• [Work to complete] Count how many lines hold the string "heading". Answer with that number and nothing more.

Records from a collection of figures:
⁂

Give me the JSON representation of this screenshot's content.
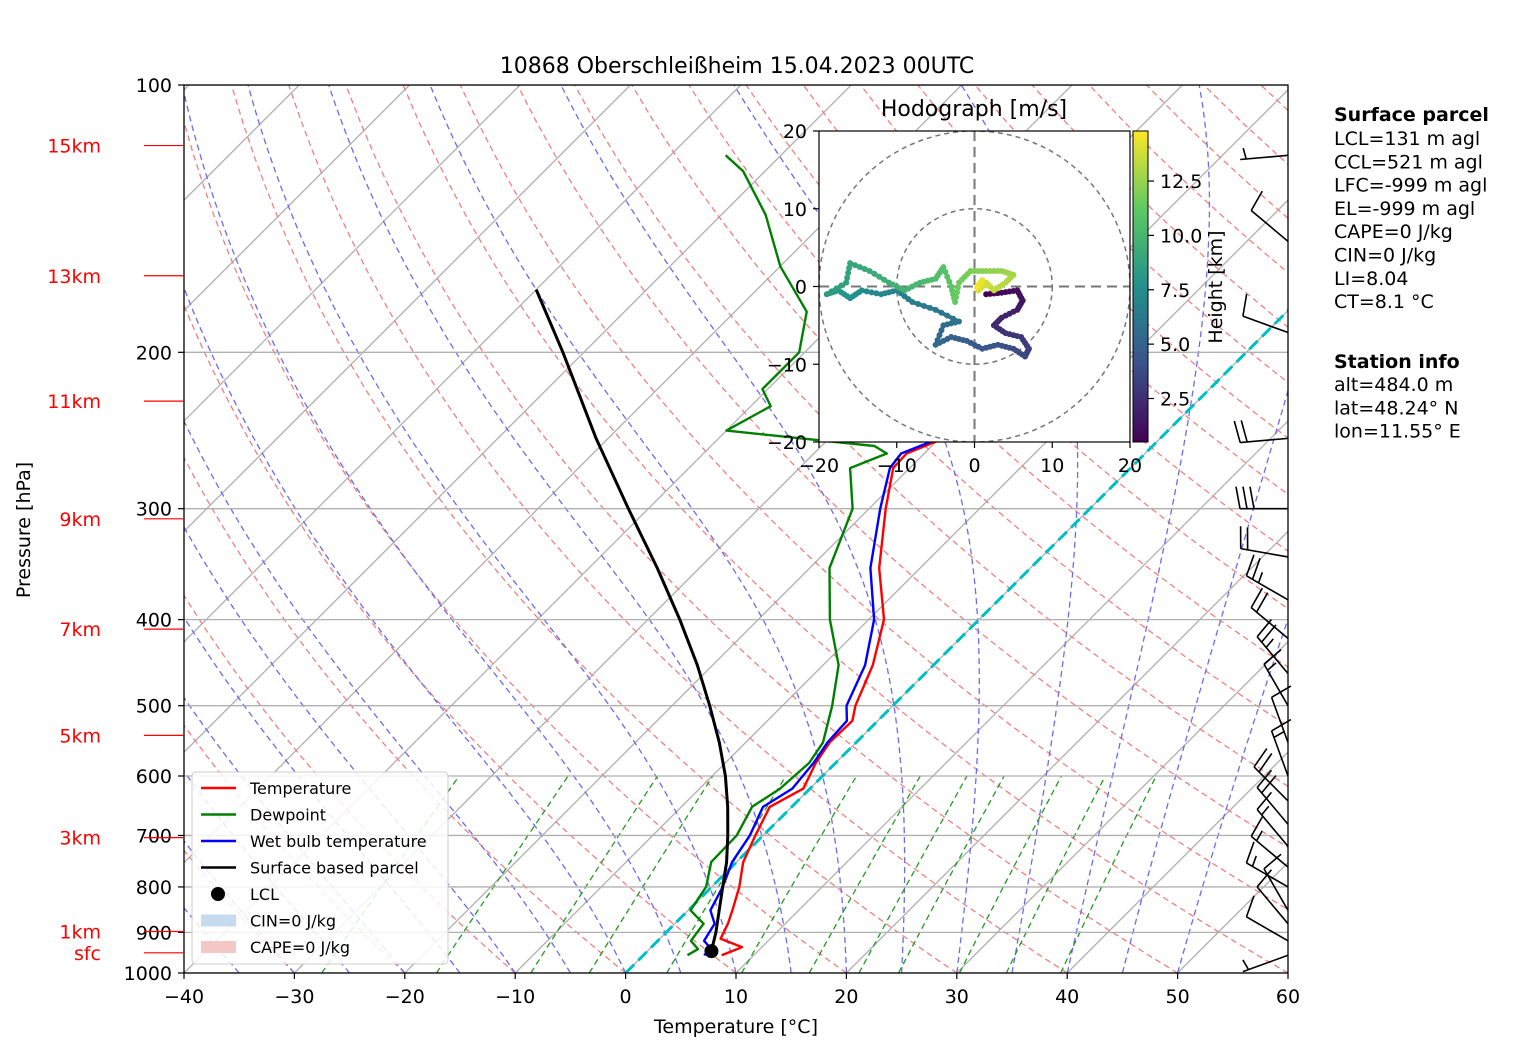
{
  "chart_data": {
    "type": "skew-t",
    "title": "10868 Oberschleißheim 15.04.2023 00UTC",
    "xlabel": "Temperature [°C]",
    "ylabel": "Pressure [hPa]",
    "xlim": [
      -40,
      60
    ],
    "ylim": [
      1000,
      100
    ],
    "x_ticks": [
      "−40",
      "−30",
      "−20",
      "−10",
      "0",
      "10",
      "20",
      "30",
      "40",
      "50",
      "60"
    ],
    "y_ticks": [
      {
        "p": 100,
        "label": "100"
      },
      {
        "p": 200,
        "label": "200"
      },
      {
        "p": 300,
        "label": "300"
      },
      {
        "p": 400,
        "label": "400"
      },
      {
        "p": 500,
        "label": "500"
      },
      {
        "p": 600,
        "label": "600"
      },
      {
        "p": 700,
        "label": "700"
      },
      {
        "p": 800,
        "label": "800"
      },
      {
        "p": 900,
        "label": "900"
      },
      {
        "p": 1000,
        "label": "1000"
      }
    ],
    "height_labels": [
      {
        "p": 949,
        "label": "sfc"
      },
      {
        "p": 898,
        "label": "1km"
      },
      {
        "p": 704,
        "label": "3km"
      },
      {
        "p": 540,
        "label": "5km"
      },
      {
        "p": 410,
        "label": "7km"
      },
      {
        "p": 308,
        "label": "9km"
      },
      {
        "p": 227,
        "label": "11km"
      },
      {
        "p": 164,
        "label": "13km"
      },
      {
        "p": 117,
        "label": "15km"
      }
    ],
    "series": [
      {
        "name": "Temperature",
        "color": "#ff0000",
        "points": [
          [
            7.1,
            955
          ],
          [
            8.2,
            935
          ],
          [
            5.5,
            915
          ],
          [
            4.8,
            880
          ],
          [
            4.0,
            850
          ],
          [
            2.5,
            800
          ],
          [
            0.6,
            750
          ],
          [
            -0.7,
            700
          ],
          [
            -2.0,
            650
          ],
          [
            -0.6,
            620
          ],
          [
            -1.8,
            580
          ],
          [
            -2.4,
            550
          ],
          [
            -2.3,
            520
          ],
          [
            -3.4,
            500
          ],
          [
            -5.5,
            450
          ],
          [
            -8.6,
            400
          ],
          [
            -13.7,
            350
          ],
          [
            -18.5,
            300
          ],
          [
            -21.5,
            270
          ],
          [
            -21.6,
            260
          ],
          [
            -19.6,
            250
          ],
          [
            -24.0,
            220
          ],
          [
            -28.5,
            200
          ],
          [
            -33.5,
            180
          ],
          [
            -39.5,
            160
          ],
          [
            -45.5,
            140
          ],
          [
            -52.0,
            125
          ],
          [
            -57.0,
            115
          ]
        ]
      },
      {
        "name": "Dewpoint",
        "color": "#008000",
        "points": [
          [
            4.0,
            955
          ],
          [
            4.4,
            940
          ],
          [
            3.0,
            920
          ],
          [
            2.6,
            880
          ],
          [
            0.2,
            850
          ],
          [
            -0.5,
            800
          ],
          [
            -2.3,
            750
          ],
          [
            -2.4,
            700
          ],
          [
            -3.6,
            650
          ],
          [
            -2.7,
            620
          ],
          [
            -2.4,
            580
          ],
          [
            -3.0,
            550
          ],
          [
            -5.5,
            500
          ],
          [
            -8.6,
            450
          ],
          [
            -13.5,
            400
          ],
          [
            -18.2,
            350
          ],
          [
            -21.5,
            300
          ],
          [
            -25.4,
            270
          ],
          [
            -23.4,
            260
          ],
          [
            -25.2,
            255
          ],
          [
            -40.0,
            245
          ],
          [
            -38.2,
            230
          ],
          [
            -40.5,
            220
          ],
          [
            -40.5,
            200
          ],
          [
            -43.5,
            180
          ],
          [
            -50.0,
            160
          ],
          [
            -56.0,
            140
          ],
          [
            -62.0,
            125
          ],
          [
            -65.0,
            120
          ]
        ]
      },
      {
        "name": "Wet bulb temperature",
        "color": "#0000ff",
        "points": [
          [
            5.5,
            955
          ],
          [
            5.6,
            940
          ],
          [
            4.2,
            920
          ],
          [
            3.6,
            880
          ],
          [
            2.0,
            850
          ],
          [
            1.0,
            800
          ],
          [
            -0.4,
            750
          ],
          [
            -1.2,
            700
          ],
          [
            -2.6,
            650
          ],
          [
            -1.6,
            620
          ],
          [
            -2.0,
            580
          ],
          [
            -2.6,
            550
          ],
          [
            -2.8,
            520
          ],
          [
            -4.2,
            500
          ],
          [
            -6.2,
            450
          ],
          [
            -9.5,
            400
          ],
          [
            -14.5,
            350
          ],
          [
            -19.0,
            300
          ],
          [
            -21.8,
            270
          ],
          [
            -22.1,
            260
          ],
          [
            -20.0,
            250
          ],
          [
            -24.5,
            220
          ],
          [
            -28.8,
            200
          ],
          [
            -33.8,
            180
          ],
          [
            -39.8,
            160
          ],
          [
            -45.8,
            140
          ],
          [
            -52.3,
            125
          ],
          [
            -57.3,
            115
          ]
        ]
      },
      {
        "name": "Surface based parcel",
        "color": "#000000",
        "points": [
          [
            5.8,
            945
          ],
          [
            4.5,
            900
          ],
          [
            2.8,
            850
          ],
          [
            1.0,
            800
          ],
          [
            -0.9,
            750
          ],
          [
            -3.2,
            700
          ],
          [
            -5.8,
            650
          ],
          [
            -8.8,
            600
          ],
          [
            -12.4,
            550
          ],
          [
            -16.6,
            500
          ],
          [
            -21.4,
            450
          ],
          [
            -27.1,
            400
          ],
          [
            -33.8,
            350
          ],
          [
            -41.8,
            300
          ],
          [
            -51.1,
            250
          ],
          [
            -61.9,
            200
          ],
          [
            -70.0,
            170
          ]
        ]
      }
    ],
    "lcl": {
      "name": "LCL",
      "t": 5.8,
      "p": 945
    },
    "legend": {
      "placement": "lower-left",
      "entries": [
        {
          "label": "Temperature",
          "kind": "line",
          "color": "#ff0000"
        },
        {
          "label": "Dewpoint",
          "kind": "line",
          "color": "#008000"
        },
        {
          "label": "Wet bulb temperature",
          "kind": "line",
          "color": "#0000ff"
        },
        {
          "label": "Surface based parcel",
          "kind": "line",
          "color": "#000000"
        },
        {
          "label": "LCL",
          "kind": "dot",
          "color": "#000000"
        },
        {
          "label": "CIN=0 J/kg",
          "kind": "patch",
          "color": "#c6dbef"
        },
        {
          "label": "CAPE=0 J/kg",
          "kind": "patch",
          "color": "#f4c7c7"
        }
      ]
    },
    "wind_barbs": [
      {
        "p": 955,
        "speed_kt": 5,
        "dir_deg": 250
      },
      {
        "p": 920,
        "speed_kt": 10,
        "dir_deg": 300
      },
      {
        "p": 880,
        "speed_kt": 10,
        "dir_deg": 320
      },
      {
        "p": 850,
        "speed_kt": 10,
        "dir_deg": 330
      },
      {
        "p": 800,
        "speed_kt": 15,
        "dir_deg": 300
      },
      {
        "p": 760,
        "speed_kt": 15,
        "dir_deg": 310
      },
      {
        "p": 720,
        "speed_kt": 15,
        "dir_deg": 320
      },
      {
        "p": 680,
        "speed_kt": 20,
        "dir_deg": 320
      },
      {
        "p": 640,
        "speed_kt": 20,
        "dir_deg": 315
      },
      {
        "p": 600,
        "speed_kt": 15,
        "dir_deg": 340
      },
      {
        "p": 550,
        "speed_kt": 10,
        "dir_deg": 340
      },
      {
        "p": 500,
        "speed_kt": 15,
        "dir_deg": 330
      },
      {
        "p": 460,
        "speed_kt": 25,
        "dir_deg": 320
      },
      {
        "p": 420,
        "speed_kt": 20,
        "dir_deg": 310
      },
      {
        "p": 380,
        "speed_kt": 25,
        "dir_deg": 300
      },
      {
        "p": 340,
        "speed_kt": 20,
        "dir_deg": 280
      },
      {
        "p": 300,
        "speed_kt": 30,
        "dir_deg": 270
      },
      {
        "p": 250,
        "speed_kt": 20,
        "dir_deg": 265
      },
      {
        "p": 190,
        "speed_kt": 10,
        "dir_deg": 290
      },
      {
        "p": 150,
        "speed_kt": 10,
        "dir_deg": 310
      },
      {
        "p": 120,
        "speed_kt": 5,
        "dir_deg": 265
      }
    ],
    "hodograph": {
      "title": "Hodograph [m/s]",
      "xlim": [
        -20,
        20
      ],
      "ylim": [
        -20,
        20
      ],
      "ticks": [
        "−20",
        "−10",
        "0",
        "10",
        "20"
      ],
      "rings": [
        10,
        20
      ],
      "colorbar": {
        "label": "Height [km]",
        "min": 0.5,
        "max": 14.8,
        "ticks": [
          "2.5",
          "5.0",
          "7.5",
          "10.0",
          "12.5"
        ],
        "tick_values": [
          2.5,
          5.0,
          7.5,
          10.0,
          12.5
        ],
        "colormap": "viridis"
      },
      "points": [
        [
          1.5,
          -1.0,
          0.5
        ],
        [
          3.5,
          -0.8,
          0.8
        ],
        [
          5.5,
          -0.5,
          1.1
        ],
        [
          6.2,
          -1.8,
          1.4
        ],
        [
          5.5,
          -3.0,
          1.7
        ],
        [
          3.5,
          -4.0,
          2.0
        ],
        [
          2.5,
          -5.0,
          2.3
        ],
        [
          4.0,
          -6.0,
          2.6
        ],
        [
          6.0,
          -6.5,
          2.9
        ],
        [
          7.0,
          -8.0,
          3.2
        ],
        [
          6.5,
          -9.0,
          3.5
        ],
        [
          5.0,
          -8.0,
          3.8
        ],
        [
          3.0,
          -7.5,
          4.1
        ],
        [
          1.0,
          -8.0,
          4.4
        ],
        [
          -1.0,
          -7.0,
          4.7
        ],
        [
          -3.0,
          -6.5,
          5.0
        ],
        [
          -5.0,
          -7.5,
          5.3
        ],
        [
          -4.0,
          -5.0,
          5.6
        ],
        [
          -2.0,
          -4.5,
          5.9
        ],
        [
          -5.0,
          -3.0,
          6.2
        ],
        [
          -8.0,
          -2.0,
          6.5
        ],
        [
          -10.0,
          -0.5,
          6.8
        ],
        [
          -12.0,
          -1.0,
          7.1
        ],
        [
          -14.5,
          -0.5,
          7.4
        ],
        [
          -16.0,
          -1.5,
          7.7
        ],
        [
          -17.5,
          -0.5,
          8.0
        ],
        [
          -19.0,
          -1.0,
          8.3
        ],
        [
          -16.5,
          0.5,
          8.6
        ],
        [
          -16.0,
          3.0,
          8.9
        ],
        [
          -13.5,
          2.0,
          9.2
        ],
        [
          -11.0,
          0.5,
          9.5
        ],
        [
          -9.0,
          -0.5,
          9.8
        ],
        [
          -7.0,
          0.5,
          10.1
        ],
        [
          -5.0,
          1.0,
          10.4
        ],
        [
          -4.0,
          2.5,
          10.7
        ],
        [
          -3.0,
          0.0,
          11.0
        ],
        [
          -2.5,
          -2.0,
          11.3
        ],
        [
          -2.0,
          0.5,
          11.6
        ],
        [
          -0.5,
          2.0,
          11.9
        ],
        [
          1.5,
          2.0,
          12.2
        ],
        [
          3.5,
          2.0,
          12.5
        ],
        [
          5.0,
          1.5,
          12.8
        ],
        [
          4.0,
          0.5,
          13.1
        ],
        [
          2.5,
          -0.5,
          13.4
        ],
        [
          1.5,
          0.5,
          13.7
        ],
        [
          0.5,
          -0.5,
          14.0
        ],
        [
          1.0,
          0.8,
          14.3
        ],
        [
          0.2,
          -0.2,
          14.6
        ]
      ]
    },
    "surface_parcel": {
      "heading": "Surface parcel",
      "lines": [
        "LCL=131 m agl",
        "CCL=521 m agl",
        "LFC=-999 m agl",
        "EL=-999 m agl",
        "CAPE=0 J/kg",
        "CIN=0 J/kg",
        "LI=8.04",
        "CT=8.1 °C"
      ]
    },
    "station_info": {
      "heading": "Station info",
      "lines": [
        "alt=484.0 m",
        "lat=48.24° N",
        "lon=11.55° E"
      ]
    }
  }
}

⁂

• [Worked solution] 2